Stored items from a collection:

──────

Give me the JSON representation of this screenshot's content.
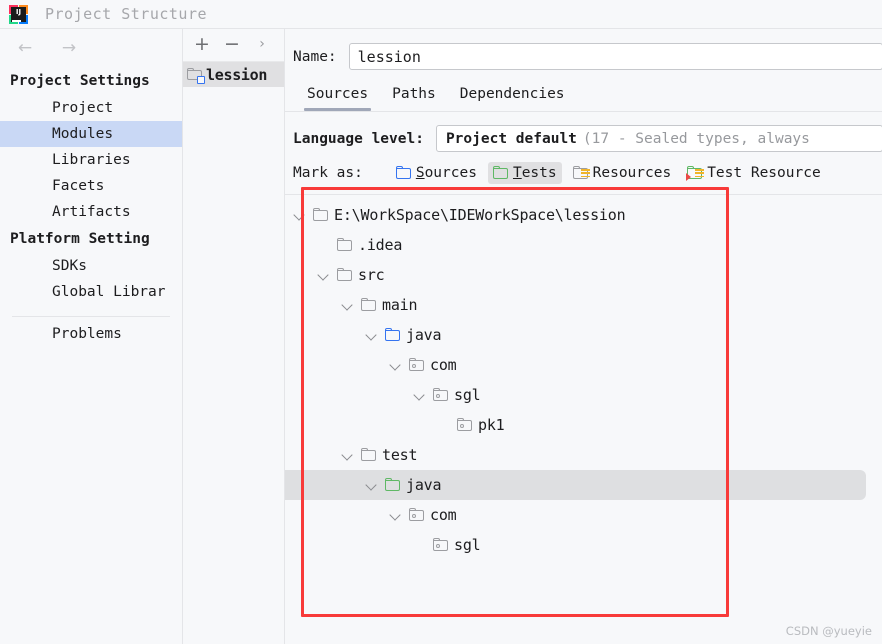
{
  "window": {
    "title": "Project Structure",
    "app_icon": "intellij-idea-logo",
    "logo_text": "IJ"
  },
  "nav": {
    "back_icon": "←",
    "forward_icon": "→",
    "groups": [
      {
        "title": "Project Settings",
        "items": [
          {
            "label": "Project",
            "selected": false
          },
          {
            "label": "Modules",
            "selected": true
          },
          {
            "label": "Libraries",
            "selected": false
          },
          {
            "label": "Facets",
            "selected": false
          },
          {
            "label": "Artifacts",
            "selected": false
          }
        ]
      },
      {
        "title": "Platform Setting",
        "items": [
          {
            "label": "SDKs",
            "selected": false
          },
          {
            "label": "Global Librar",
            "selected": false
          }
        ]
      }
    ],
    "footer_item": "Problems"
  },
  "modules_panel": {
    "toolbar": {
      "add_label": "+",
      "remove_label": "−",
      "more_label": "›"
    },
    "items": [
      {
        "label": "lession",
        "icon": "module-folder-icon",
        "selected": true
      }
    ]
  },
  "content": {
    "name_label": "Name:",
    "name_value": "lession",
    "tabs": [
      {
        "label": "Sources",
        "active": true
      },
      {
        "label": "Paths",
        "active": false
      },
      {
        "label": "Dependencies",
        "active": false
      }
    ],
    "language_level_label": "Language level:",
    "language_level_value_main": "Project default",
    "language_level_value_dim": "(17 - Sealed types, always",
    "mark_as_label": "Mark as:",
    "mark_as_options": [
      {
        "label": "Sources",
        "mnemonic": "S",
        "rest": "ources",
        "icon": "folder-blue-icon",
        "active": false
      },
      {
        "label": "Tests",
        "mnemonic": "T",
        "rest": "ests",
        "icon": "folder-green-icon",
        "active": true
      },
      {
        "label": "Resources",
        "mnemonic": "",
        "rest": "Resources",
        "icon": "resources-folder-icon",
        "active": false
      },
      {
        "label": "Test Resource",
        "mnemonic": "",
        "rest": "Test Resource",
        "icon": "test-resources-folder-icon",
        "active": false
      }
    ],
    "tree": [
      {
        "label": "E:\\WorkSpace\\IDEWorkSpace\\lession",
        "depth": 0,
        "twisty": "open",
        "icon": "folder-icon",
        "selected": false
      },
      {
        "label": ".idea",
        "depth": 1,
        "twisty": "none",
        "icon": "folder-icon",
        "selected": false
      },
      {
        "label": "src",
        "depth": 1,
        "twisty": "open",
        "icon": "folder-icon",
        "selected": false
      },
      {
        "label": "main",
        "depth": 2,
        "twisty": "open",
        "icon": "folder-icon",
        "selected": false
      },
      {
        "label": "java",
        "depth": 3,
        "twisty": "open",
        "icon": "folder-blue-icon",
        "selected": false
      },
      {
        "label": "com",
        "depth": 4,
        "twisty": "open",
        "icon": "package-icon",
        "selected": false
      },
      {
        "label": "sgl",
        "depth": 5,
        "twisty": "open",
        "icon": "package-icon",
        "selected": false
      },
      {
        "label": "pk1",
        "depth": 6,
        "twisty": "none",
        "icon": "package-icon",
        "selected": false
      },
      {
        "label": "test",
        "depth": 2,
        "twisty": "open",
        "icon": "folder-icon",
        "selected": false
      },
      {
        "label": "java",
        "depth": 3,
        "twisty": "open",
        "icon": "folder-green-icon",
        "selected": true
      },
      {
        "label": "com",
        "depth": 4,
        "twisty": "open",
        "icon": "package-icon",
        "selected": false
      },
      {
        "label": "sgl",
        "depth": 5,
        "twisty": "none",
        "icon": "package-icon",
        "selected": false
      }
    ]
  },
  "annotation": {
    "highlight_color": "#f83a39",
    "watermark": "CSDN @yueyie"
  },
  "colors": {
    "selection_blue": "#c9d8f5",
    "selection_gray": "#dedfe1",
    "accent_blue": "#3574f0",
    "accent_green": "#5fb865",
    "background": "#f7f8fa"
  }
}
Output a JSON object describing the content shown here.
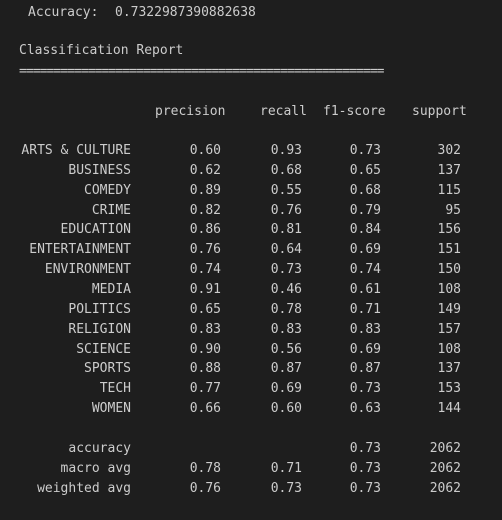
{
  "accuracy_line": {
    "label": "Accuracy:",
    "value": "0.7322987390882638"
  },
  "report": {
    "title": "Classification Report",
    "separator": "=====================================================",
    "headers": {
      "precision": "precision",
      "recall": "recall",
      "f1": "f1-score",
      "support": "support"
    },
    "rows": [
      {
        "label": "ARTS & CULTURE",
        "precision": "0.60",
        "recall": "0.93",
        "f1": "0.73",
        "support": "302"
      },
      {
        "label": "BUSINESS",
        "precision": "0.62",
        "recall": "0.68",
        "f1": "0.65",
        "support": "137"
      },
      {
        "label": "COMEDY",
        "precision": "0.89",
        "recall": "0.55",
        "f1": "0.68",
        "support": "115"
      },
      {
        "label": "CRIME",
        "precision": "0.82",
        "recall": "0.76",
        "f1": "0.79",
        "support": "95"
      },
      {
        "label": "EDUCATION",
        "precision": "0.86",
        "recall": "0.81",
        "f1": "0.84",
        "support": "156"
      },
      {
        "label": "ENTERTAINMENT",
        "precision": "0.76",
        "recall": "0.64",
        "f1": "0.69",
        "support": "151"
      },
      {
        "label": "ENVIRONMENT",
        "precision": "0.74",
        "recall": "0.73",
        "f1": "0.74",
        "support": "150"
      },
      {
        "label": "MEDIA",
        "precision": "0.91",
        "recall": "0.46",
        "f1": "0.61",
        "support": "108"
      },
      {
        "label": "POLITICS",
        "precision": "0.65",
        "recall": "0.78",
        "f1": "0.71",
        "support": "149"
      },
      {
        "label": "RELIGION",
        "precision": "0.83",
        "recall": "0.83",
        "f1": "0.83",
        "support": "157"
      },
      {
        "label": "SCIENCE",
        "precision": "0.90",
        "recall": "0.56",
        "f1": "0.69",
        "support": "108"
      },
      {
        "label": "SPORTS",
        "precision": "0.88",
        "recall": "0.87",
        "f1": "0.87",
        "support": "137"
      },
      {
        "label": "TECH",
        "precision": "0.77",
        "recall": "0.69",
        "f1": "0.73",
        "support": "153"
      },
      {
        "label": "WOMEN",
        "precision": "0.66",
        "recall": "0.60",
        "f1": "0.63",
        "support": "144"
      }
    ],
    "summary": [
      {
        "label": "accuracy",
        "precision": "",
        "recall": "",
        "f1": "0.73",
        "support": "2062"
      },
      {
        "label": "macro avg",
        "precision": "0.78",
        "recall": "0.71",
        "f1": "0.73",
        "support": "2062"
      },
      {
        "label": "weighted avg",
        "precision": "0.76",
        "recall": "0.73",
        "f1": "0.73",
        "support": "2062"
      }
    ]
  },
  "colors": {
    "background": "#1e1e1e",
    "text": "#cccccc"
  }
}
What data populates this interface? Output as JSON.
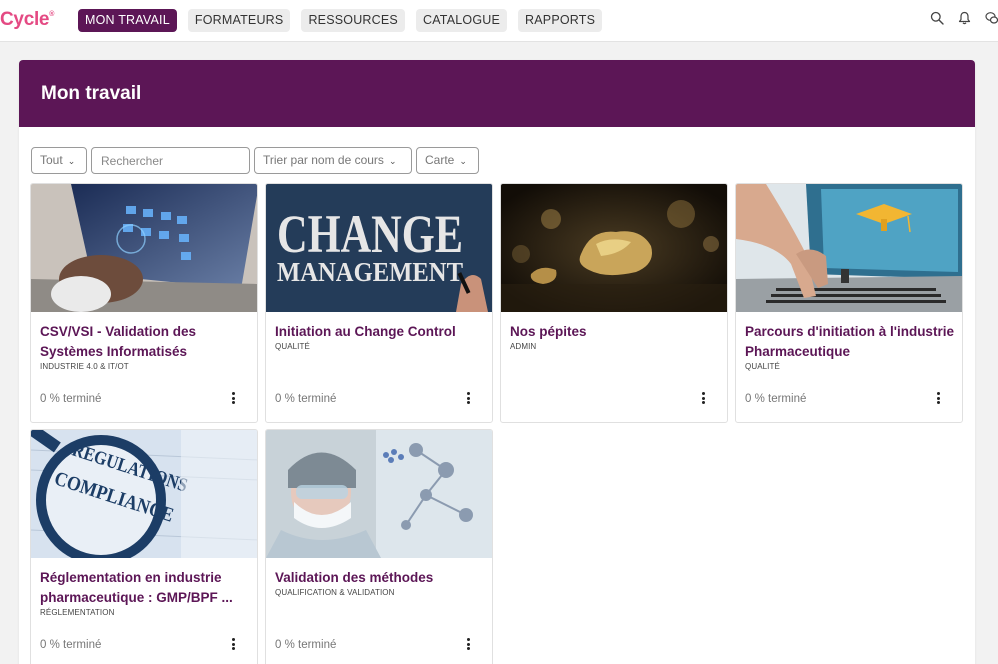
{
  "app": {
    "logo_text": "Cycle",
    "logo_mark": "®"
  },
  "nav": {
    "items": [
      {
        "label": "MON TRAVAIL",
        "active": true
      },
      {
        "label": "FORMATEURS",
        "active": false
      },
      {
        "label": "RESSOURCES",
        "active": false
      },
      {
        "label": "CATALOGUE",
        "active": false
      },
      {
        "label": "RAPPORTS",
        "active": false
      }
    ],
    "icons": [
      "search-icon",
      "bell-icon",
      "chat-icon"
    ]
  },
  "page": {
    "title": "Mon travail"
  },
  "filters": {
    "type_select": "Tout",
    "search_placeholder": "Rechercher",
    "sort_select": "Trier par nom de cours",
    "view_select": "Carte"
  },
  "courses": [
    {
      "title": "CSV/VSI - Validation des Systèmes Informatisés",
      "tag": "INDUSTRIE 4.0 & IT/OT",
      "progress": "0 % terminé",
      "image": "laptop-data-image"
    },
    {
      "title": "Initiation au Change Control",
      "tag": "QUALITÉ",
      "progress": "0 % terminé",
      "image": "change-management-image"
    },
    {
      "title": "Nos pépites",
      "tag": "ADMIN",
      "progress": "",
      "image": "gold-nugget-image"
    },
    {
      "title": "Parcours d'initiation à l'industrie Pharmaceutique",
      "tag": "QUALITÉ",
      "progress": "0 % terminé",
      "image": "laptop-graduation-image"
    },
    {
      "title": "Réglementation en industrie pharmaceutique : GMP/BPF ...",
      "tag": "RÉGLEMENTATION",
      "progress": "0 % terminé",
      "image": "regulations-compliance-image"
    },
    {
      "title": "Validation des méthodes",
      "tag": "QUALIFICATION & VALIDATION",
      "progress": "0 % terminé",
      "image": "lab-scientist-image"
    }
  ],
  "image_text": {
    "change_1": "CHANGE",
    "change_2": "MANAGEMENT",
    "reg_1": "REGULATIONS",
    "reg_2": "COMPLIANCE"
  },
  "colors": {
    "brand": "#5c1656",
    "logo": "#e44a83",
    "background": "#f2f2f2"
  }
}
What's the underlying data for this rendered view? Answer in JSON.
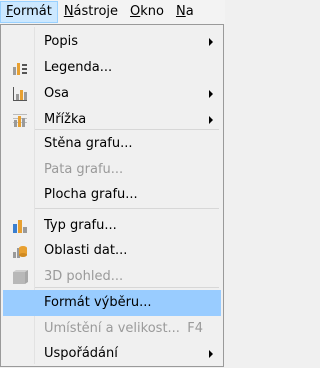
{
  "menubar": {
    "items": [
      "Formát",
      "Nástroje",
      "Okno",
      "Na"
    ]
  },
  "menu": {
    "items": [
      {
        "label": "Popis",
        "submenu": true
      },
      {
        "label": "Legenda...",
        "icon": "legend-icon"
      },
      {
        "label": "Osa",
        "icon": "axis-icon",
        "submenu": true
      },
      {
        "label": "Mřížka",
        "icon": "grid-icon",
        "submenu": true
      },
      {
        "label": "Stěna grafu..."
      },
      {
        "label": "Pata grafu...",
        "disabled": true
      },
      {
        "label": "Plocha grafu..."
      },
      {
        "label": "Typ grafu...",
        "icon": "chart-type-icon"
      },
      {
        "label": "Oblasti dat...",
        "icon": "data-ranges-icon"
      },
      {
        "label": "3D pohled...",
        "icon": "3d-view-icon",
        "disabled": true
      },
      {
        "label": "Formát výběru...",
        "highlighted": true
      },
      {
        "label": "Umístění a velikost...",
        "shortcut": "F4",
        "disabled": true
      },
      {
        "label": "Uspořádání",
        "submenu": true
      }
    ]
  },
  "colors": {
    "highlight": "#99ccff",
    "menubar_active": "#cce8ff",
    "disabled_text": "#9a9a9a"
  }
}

──────

▶ INSTRUCTIONS TO FOLLOW
Using the records above, select and copy every line that has the word "Output".

▶ ANSWER TO THIS EXERCISE
Output a JSON object describing the content shown here.
What data populates this interface? Output as JSON.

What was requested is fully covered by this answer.